● **Given task**
Pictures do not belong in the copy; quote every entry below exactly.

● **Material for the task**
※ ※ ※
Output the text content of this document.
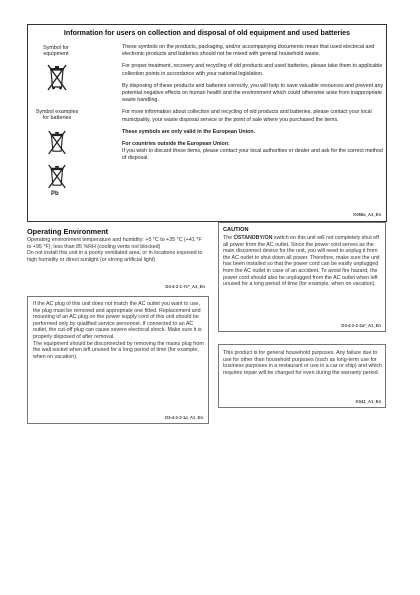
Information for users on collection and disposal of old equipment and used batteries
Symbol for
equipment
Symbol examples
for batteries
Pb

These symbols on the products, packaging, and/or accompanying documents mean that used electrical and electronic products and batteries should not be mixed with general household waste.

For proper treatment, recovery and recycling of old products and used batteries, please take them to applicable collection points in accordance with your national legislation.

By disposing of these products and batteries correctly, you will help to save valuable resources and prevent any potential negative effects on human health and the environment which could otherwise arise from inappropriate waste handling.

For more information about collection and recycling of old products and batteries, please contact your local municipality, your waste disposal service or the point of sale where you purchased the items.

These symbols are only valid in the European Union.

For countries outside the European Union:

If you wish to discard these items, please contact your local authorities or dealer and ask for the correct method of disposal.

K058a_A1_En
Operating Environment
Operating environment temperature and humidity: +5 °C to +35 °C (+41 °F to +95 °F); less than 85 %RH (cooling vents not blocked)
Do not install this unit in a poorly ventilated area, or in locations exposed to high humidity or direct sunlight (or strong artificial light)
D3-4-2-1-7c*_A1_En
If the AC plug of this unit does not match the AC outlet you want to use, the plug must be removed and appropriate one fitted. Replacement and mounting of an AC plug on the power supply cord of this unit should be performed only by qualified service personnel. If connected to an AC outlet, the cut-off plug can cause severe electrical shock. Make sure it is properly disposed of after removal.
The equipment should be disconnected by removing the mains plug from the wall socket when left unused for a long period of time (for example, when on vacation).
D3-4-2-2-1a_A1_En
CAUTION
The ⏻STANDBY/ON switch on this unit will not completely shut off all power from the AC outlet. Since the power cord serves as the main disconnect device for the unit, you will need to unplug it from the AC outlet to shut down all power. Therefore, make sure the unit has been installed so that the power cord can be easily unplugged from the AC outlet in case of an accident. To avoid fire hazard, the power cord should also be unplugged from the AC outlet when left unused for a long period of time (for example, when on vacation).
D3-4-2-2-2a*_A1_En
This product is for general household purposes. Any failure due to use for other than household purposes (such as long-term use for business purposes in a restaurant or use in a car or ship) and which requires repair will be charged for even during the warranty period.
K041_A1_En
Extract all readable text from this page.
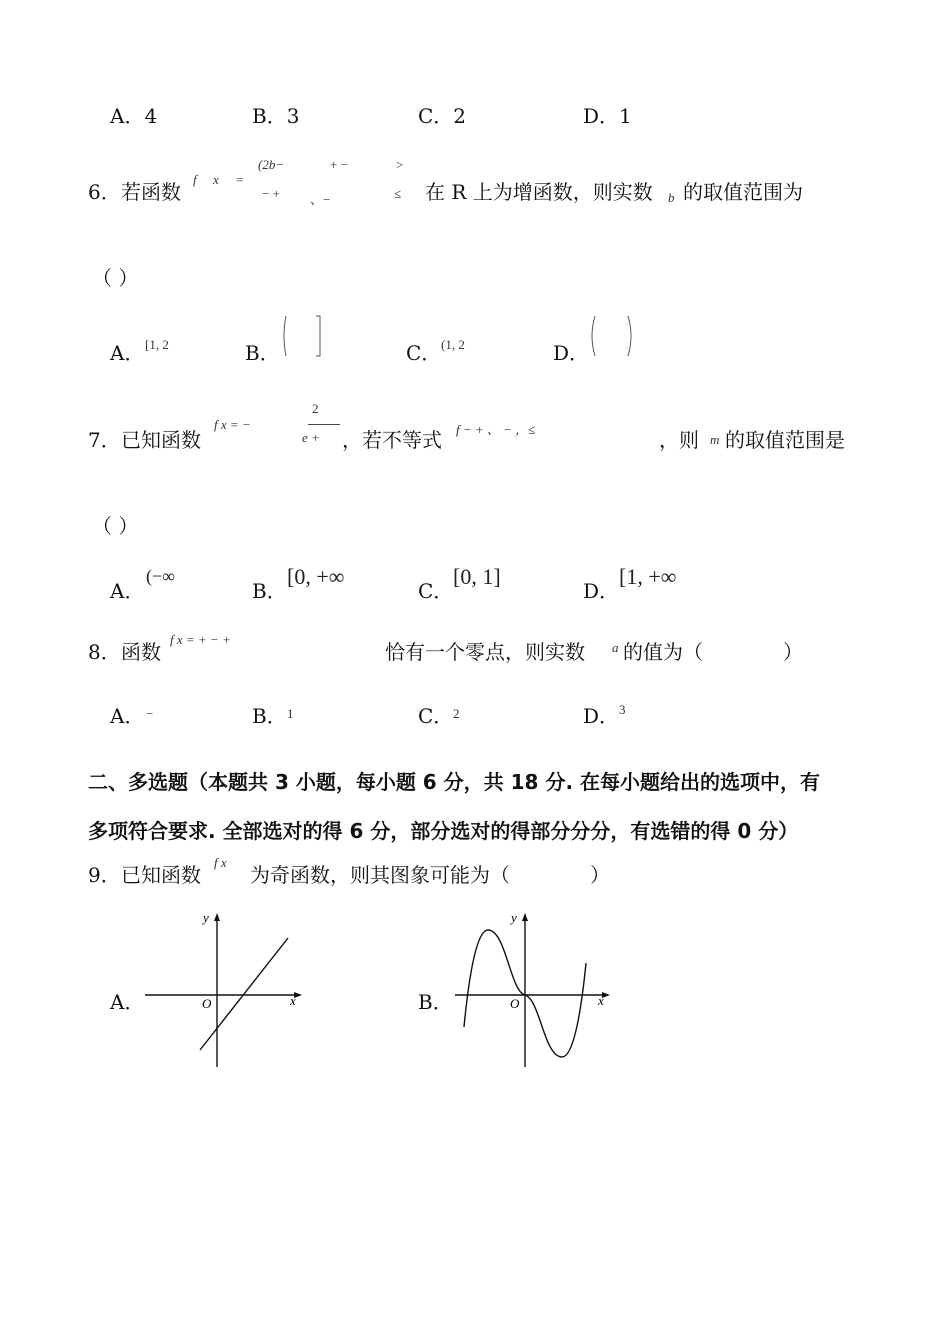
A．4	B．3	C．2	D．1
6． 若函数
f x =
(2b−	+ −	>
− + 、−	≤ 在 R 上为增函数，则实数 b 的取值范围为
（ ）
A． [1, 2	B．	C． (1, 2	D．
7． 已知函数
f x = −
2
e + ，若不等式 f − + 、 − ，≤	，则 m 的取值范围是
（ ）
A．
(−∞
B．
[0, +∞
C．
[0, 1]
D．
[1, +∞
8． 函数
f x = + − +
恰有一个零点，则实数 a 的值为（　　　　）
A． −	B． 1	C． 2	D． 3
二、多选题（本题共 3 小题，每小题 6 分，共 18 分. 在每小题给出的选项中，有
多项符合要求. 全部选对的得 6 分，部分选对的得部分分分，有选错的得 0 分）
9． 已知函数
f x
为奇函数，则其图象可能为（　　　　）
A．	x
y
O	B．	x
y
O
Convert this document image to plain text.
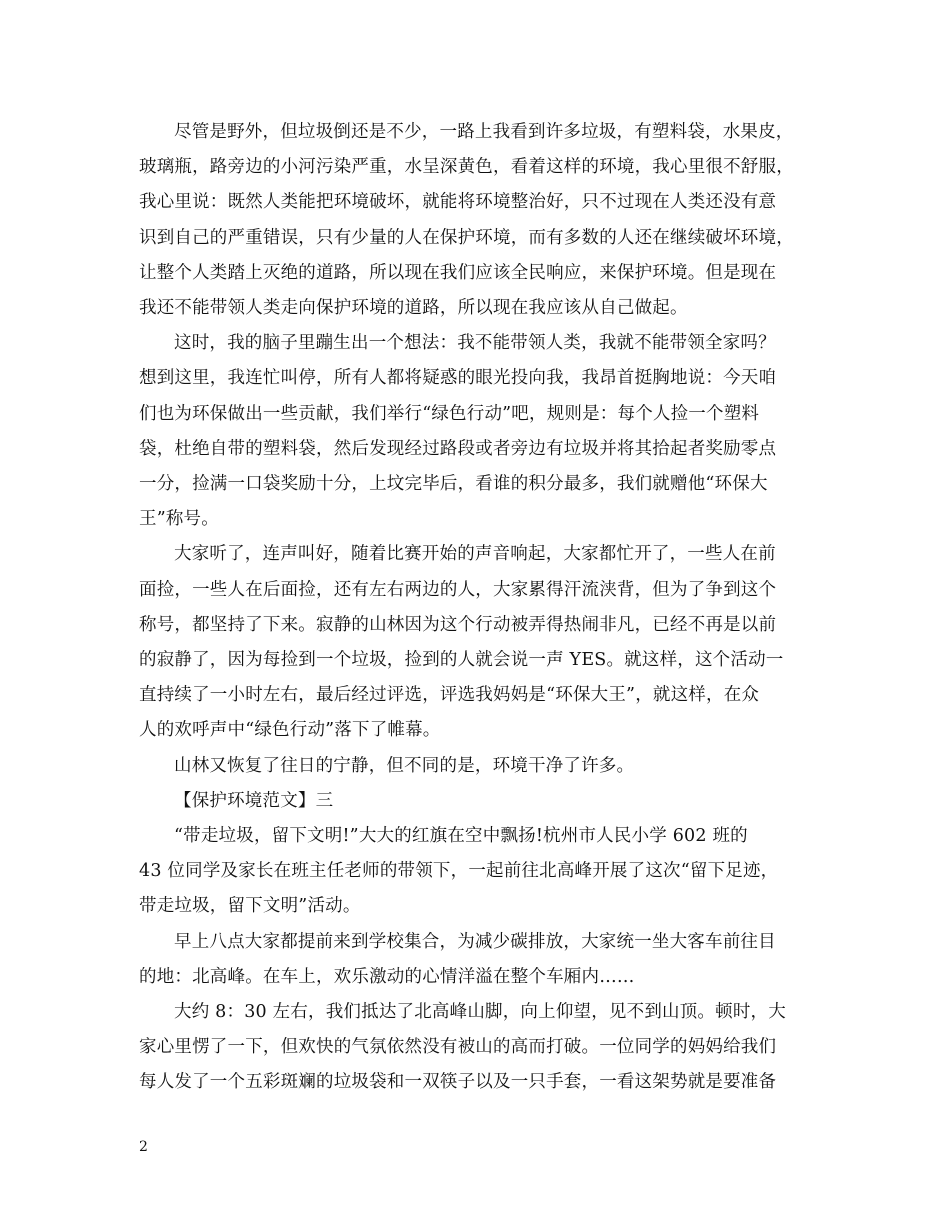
尽管是野外，但垃圾倒还是不少，一路上我看到许多垃圾，有塑料袋，水果皮，
玻璃瓶，路旁边的小河污染严重，水呈深黄色，看着这样的环境，我心里很不舒服，
我心里说：既然人类能把环境破坏，就能将环境整治好，只不过现在人类还没有意
识到自己的严重错误，只有少量的人在保护环境，而有多数的人还在继续破坏环境，
让整个人类踏上灭绝的道路，所以现在我们应该全民响应，来保护环境。但是现在
我还不能带领人类走向保护环境的道路，所以现在我应该从自己做起。

这时，我的脑子里蹦生出一个想法：我不能带领人类，我就不能带领全家吗？
想到这里，我连忙叫停，所有人都将疑惑的眼光投向我，我昂首挺胸地说：今天咱
们也为环保做出一些贡献，我们举行“绿色行动”吧，规则是：每个人捡一个塑料
袋，杜绝自带的塑料袋，然后发现经过路段或者旁边有垃圾并将其拾起者奖励零点
一分，捡满一口袋奖励十分，上坟完毕后，看谁的积分最多，我们就赠他“环保大
王”称号。

大家听了，连声叫好，随着比赛开始的声音响起，大家都忙开了，一些人在前
面捡，一些人在后面捡，还有左右两边的人，大家累得汗流浃背，但为了争到这个
称号，都坚持了下来。寂静的山林因为这个行动被弄得热闹非凡，已经不再是以前
的寂静了，因为每捡到一个垃圾，捡到的人就会说一声 YES。就这样，这个活动一
直持续了一小时左右，最后经过评选，评选我妈妈是“环保大王”，就这样，在众
人的欢呼声中“绿色行动”落下了帷幕。

山林又恢复了往日的宁静，但不同的是，环境干净了许多。

【保护环境范文】三

“带走垃圾，留下文明!”大大的红旗在空中飘扬!杭州市人民小学 602 班的
43 位同学及家长在班主任老师的带领下，一起前往北高峰开展了这次“留下足迹，
带走垃圾，留下文明”活动。

早上八点大家都提前来到学校集合，为减少碳排放，大家统一坐大客车前往目
的地：北高峰。在车上，欢乐激动的心情洋溢在整个车厢内……

大约 8：30 左右，我们抵达了北高峰山脚，向上仰望，见不到山顶。顿时，大
家心里愣了一下，但欢快的气氛依然没有被山的高而打破。一位同学的妈妈给我们
每人发了一个五彩斑斓的垃圾袋和一双筷子以及一只手套，一看这架势就是要准备

2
※ ※ ※
● **Worked answer**
Output the text content of this document.
Information for users on collection and disposal of old equipment and used batteries
Symbol for
equipment
Symbol examples
for batteries
Pb

These symbols on the products, packaging, and/or accompanying documents mean that used electrical and electronic products and batteries should not be mixed with general household waste.

For proper treatment, recovery and recycling of old products and used batteries, please take them to applicable collection points in accordance with your national legislation.

By disposing of these products and batteries correctly, you will help to save valuable resources and prevent any potential negative effects on human health and the environment which could otherwise arise from inappropriate waste handling.

For more information about collection and recycling of old products and batteries, please contact your local municipality, your waste disposal service or the point of sale where you purchased the items.

These symbols are only valid in the European Union.

For countries outside the European Union:

If you wish to discard these items, please contact your local authorities or dealer and ask for the correct method of disposal.

K058a_A1_En
Operating Environment
Operating environment temperature and humidity: +5 °C to +35 °C (+41 °F to +95 °F); less than 85 %RH (cooling vents not blocked)
Do not install this unit in a poorly ventilated area, or in locations exposed to high humidity or direct sunlight (or strong artificial light)
D3-4-2-1-7c*_A1_En
If the AC plug of this unit does not match the AC outlet you want to use, the plug must be removed and appropriate one fitted. Replacement and mounting of an AC plug on the power supply cord of this unit should be performed only by qualified service personnel. If connected to an AC outlet, the cut-off plug can cause severe electrical shock. Make sure it is properly disposed of after removal.
The equipment should be disconnected by removing the mains plug from the wall socket when left unused for a long period of time (for example, when on vacation).
D3-4-2-2-1a_A1_En
CAUTION
The ⏻STANDBY/ON switch on this unit will not completely shut off all power from the AC outlet. Since the power cord serves as the main disconnect device for the unit, you will need to unplug it from the AC outlet to shut down all power. Therefore, make sure the unit has been installed so that the power cord can be easily unplugged from the AC outlet in case of an accident. To avoid fire hazard, the power cord should also be unplugged from the AC outlet when left unused for a long period of time (for example, when on vacation).
D3-4-2-2-2a*_A1_En
This product is for general household purposes. Any failure due to use for other than household purposes (such as long-term use for business purposes in a restaurant or use in a car or ship) and which requires repair will be charged for even during the warranty period.
K041_A1_En
Extract all readable text from this page.
A．4	B．3	C．2	D．1
6． 若函数
f x =
(2b−	+ −	>
− + 、−	≤ 在 R 上为增函数，则实数 b 的取值范围为
（ ）
A． [1, 2	B．	C． (1, 2	D．
7． 已知函数
f x = −
2
e + ，若不等式 f − + 、 − ，≤	，则 m 的取值范围是
（ ）
A．
(−∞
B．
[0, +∞
C．
[0, 1]
D．
[1, +∞
8． 函数
f x = + − +
恰有一个零点，则实数 a 的值为（　　　　）
A． −	B． 1	C． 2	D． 3
二、多选题（本题共 3 小题，每小题 6 分，共 18 分. 在每小题给出的选项中，有
多项符合要求. 全部选对的得 6 分，部分选对的得部分分分，有选错的得 0 分）
9． 已知函数
f x
为奇函数，则其图象可能为（　　　　）
A．	x
y
O	B．	x
y
O
Convert this document image to plain text.
尽管是野外，但垃圾倒还是不少，一路上我看到许多垃圾，有塑料袋，水果皮，
玻璃瓶，路旁边的小河污染严重，水呈深黄色，看着这样的环境，我心里很不舒服，
我心里说：既然人类能把环境破坏，就能将环境整治好，只不过现在人类还没有意
识到自己的严重错误，只有少量的人在保护环境，而有多数的人还在继续破坏环境，
让整个人类踏上灭绝的道路，所以现在我们应该全民响应，来保护环境。但是现在
我还不能带领人类走向保护环境的道路，所以现在我应该从自己做起。

这时，我的脑子里蹦生出一个想法：我不能带领人类，我就不能带领全家吗？
想到这里，我连忙叫停，所有人都将疑惑的眼光投向我，我昂首挺胸地说：今天咱
们也为环保做出一些贡献，我们举行“绿色行动”吧，规则是：每个人捡一个塑料
袋，杜绝自带的塑料袋，然后发现经过路段或者旁边有垃圾并将其拾起者奖励零点
一分，捡满一口袋奖励十分，上坟完毕后，看谁的积分最多，我们就赠他“环保大
王”称号。

大家听了，连声叫好，随着比赛开始的声音响起，大家都忙开了，一些人在前
面捡，一些人在后面捡，还有左右两边的人，大家累得汗流浃背，但为了争到这个
称号，都坚持了下来。寂静的山林因为这个行动被弄得热闹非凡，已经不再是以前
的寂静了，因为每捡到一个垃圾，捡到的人就会说一声 YES。就这样，这个活动一
直持续了一小时左右，最后经过评选，评选我妈妈是“环保大王”，就这样，在众
人的欢呼声中“绿色行动”落下了帷幕。

山林又恢复了往日的宁静，但不同的是，环境干净了许多。

【保护环境范文】三

“带走垃圾，留下文明!”大大的红旗在空中飘扬!杭州市人民小学 602 班的
43 位同学及家长在班主任老师的带领下，一起前往北高峰开展了这次“留下足迹，
带走垃圾，留下文明”活动。

早上八点大家都提前来到学校集合，为减少碳排放，大家统一坐大客车前往目
的地：北高峰。在车上，欢乐激动的心情洋溢在整个车厢内……

大约 8：30 左右，我们抵达了北高峰山脚，向上仰望，见不到山顶。顿时，大
家心里愣了一下，但欢快的气氛依然没有被山的高而打破。一位同学的妈妈给我们
每人发了一个五彩斑斓的垃圾袋和一双筷子以及一只手套，一看这架势就是要准备

2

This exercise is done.